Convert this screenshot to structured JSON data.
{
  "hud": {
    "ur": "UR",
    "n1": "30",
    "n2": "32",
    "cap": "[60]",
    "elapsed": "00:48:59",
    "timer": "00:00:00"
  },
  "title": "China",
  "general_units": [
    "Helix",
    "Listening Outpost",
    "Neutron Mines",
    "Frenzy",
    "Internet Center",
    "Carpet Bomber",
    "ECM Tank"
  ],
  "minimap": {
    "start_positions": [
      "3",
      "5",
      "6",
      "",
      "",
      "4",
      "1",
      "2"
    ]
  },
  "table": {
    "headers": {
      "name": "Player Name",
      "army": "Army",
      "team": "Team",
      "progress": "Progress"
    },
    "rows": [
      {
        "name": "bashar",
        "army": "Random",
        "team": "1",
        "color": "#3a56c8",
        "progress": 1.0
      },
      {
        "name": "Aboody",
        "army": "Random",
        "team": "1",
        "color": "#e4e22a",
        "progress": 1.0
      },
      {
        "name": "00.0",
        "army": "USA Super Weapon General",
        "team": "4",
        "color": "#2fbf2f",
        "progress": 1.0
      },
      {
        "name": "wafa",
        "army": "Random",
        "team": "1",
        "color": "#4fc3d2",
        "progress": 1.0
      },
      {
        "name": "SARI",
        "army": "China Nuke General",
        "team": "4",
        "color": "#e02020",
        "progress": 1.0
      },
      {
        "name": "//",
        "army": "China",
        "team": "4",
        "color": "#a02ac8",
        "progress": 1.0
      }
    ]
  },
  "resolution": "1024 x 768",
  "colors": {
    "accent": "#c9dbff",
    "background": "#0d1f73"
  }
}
·····
▶ _Task directions_:
Reproduce every line of the material above exactly.

▶ _Solution below_:
Convert this screenshot to structured JSON data.
{
  "hud": {
    "ur": "UR",
    "n1": "30",
    "n2": "32",
    "cap": "[60]",
    "elapsed": "00:48:59",
    "timer": "00:00:00"
  },
  "title": "China",
  "general_units": [
    "Helix",
    "Listening Outpost",
    "Neutron Mines",
    "Frenzy",
    "Internet Center",
    "Carpet Bomber",
    "ECM Tank"
  ],
  "minimap": {
    "start_positions": [
      "3",
      "5",
      "6",
      "",
      "",
      "4",
      "1",
      "2"
    ]
  },
  "table": {
    "headers": {
      "name": "Player Name",
      "army": "Army",
      "team": "Team",
      "progress": "Progress"
    },
    "rows": [
      {
        "name": "bashar",
        "army": "Random",
        "team": "1",
        "color": "#3a56c8",
        "progress": 1.0
      },
      {
        "name": "Aboody",
        "army": "Random",
        "team": "1",
        "color": "#e4e22a",
        "progress": 1.0
      },
      {
        "name": "00.0",
        "army": "USA Super Weapon General",
        "team": "4",
        "color": "#2fbf2f",
        "progress": 1.0
      },
      {
        "name": "wafa",
        "army": "Random",
        "team": "1",
        "color": "#4fc3d2",
        "progress": 1.0
      },
      {
        "name": "SARI",
        "army": "China Nuke General",
        "team": "4",
        "color": "#e02020",
        "progress": 1.0
      },
      {
        "name": "//",
        "army": "China",
        "team": "4",
        "color": "#a02ac8",
        "progress": 1.0
      }
    ]
  },
  "resolution": "1024 x 768",
  "colors": {
    "accent": "#c9dbff",
    "background": "#0d1f73"
  }
}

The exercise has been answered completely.